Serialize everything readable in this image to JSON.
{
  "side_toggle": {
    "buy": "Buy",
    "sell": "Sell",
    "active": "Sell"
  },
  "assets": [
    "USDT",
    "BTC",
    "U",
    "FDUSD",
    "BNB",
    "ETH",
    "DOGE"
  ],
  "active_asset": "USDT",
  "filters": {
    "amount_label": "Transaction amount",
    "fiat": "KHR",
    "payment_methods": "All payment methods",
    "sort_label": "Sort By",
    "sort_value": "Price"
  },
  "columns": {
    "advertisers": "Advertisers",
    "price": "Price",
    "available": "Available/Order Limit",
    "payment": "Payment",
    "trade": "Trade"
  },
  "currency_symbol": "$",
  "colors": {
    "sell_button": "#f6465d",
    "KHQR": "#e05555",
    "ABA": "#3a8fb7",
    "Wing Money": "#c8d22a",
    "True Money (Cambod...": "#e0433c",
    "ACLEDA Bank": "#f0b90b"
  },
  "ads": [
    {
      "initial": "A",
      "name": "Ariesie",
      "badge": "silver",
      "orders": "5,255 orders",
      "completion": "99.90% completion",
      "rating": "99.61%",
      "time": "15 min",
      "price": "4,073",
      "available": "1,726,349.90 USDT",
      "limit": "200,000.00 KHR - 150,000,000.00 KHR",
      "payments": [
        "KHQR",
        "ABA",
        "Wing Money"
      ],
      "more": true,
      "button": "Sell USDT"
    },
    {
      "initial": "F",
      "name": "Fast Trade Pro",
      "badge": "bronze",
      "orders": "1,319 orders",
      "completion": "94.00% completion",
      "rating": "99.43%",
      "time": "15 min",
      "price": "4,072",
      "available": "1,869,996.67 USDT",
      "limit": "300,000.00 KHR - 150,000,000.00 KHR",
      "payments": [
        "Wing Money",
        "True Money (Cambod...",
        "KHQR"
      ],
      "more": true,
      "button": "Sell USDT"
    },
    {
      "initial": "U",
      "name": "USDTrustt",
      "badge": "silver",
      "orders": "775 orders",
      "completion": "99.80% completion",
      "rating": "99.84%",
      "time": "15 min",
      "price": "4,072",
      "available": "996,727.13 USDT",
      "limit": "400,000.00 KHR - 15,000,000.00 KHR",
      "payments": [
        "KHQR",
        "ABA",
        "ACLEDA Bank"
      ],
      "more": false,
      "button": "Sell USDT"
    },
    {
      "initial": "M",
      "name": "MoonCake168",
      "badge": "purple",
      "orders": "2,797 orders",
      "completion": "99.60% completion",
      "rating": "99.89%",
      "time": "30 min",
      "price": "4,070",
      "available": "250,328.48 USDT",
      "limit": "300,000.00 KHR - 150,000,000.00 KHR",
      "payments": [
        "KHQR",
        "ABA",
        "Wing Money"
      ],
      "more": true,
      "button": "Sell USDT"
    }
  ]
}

◇ ◇ ◇ ◇ ◇

**REQUIRED TASK**
Tally the lines containing "Money". Provide the number without any other words.

**RESULT FOR THIS TASK**
6